*DIRECTIVE*. Locate the word "中国大陆" in the material, then show every line that holds it.

Collected data entries
⁂

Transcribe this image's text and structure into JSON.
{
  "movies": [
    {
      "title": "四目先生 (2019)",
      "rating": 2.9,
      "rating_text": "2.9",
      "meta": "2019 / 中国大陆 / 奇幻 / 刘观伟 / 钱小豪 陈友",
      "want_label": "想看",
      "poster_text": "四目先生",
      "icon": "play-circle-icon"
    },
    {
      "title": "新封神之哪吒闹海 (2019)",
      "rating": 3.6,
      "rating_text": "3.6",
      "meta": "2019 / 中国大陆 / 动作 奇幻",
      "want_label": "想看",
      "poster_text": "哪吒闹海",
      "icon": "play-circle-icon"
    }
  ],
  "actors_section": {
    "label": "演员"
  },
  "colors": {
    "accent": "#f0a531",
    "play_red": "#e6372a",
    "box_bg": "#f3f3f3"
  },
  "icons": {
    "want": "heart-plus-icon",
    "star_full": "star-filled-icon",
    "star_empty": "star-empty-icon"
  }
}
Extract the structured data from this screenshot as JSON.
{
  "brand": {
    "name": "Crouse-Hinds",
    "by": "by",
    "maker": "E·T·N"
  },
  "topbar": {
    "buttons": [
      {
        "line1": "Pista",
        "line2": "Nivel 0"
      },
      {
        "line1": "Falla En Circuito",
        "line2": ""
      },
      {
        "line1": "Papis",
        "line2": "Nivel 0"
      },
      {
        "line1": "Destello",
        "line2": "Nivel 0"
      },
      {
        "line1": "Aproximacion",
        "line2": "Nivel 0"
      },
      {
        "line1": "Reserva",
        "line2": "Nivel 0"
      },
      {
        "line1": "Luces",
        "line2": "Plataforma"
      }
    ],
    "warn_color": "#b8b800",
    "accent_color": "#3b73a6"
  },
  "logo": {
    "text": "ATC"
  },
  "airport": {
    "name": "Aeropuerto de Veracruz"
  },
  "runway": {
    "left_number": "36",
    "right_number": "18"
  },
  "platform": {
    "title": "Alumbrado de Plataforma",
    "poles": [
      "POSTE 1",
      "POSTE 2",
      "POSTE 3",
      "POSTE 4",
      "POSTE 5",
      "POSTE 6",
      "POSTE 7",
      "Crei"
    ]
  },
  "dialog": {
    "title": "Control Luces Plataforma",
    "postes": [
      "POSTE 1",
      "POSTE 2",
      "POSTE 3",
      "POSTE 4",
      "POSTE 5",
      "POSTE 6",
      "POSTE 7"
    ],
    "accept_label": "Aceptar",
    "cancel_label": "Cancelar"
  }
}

⁂

*SOLUTION FOR THIS PROBLEM*.
      "meta": "2019 / 中国大陆 / 奇幻 / 刘观伟 / 钱小豪 陈友",
      "meta": "2019 / 中国大陆 / 动作 奇幻",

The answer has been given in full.